Task requirements: Extract the full listing below without altering a single character.

[Extracted data entries]
-- BEGIN --
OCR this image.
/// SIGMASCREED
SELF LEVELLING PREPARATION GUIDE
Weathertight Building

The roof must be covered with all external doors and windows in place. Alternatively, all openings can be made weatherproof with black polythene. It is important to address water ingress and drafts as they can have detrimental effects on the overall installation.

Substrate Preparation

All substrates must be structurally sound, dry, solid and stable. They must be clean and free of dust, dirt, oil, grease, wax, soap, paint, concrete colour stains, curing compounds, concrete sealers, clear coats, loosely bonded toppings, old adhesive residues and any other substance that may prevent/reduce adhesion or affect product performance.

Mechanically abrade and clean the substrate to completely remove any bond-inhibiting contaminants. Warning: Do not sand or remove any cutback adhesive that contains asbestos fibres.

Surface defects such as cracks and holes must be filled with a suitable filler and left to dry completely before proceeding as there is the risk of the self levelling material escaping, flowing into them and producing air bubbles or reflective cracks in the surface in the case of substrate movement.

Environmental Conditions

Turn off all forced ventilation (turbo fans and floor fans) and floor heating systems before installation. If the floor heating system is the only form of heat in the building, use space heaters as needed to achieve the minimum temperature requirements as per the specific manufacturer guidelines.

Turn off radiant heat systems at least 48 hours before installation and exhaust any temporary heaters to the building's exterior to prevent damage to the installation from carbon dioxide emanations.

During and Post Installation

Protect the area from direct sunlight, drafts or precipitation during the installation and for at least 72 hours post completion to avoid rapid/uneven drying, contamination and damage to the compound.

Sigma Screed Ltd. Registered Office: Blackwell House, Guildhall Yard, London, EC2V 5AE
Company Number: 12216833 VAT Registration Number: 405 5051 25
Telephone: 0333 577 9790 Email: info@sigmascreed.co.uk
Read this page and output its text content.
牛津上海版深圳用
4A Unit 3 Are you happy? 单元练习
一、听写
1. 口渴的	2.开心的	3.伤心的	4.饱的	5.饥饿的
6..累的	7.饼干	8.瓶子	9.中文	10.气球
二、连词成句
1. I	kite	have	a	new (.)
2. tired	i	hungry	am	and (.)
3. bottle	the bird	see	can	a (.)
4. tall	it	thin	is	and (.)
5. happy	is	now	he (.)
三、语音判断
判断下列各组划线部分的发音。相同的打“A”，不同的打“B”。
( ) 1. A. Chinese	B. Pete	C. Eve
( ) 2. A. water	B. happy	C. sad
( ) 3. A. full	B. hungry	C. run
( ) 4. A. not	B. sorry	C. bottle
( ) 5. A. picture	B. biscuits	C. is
-- END --
Answer to the problem:
OCR this image.
/// SIGMASCREED
SELF LEVELLING PREPARATION GUIDE
Weathertight Building

The roof must be covered with all external doors and windows in place. Alternatively, all openings can be made weatherproof with black polythene. It is important to address water ingress and drafts as they can have detrimental effects on the overall installation.

Substrate Preparation

All substrates must be structurally sound, dry, solid and stable. They must be clean and free of dust, dirt, oil, grease, wax, soap, paint, concrete colour stains, curing compounds, concrete sealers, clear coats, loosely bonded toppings, old adhesive residues and any other substance that may prevent/reduce adhesion or affect product performance.

Mechanically abrade and clean the substrate to completely remove any bond-inhibiting contaminants. Warning: Do not sand or remove any cutback adhesive that contains asbestos fibres.

Surface defects such as cracks and holes must be filled with a suitable filler and left to dry completely before proceeding as there is the risk of the self levelling material escaping, flowing into them and producing air bubbles or reflective cracks in the surface in the case of substrate movement.

Environmental Conditions

Turn off all forced ventilation (turbo fans and floor fans) and floor heating systems before installation. If the floor heating system is the only form of heat in the building, use space heaters as needed to achieve the minimum temperature requirements as per the specific manufacturer guidelines.

Turn off radiant heat systems at least 48 hours before installation and exhaust any temporary heaters to the building's exterior to prevent damage to the installation from carbon dioxide emanations.

During and Post Installation

Protect the area from direct sunlight, drafts or precipitation during the installation and for at least 72 hours post completion to avoid rapid/uneven drying, contamination and damage to the compound.

Sigma Screed Ltd. Registered Office: Blackwell House, Guildhall Yard, London, EC2V 5AE
Company Number: 12216833 VAT Registration Number: 405 5051 25
Telephone: 0333 577 9790 Email: info@sigmascreed.co.uk
Read this page and output its text content.
牛津上海版深圳用
4A Unit 3 Are you happy? 单元练习
一、听写
1. 口渴的	2.开心的	3.伤心的	4.饱的	5.饥饿的
6..累的	7.饼干	8.瓶子	9.中文	10.气球
二、连词成句
1. I	kite	have	a	new (.)
2. tired	i	hungry	am	and (.)
3. bottle	the bird	see	can	a (.)
4. tall	it	thin	is	and (.)
5. happy	is	now	he (.)
三、语音判断
判断下列各组划线部分的发音。相同的打“A”，不同的打“B”。
( ) 1. A. Chinese	B. Pete	C. Eve
( ) 2. A. water	B. happy	C. sad
( ) 3. A. full	B. hungry	C. run
( ) 4. A. not	B. sorry	C. bottle
( ) 5. A. picture	B. biscuits	C. is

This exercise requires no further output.